**Job**: Compile every line that includes the word "name".

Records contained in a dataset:
## begin

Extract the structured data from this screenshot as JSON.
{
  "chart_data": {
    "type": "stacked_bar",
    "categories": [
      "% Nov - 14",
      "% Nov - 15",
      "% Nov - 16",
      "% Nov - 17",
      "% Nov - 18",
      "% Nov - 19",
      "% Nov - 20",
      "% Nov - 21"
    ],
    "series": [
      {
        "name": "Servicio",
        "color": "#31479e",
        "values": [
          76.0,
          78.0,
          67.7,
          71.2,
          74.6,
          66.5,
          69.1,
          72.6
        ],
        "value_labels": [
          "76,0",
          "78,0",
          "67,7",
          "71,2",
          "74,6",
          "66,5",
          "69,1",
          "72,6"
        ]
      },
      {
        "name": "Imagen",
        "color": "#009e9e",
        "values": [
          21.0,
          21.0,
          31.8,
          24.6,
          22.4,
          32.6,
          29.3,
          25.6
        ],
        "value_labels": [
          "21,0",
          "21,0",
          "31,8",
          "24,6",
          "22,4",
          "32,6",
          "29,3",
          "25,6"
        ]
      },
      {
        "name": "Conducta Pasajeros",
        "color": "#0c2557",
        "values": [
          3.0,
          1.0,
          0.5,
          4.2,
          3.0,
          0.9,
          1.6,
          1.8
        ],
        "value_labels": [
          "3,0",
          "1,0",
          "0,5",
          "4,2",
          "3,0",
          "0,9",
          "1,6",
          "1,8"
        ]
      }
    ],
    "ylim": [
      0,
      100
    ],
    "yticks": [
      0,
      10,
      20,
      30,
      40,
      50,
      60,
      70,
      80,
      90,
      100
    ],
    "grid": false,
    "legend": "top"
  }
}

## end

**Answer to the exercise**:
        "name": "Servicio",
        "name": "Imagen",
        "name": "Conducta Pasajeros",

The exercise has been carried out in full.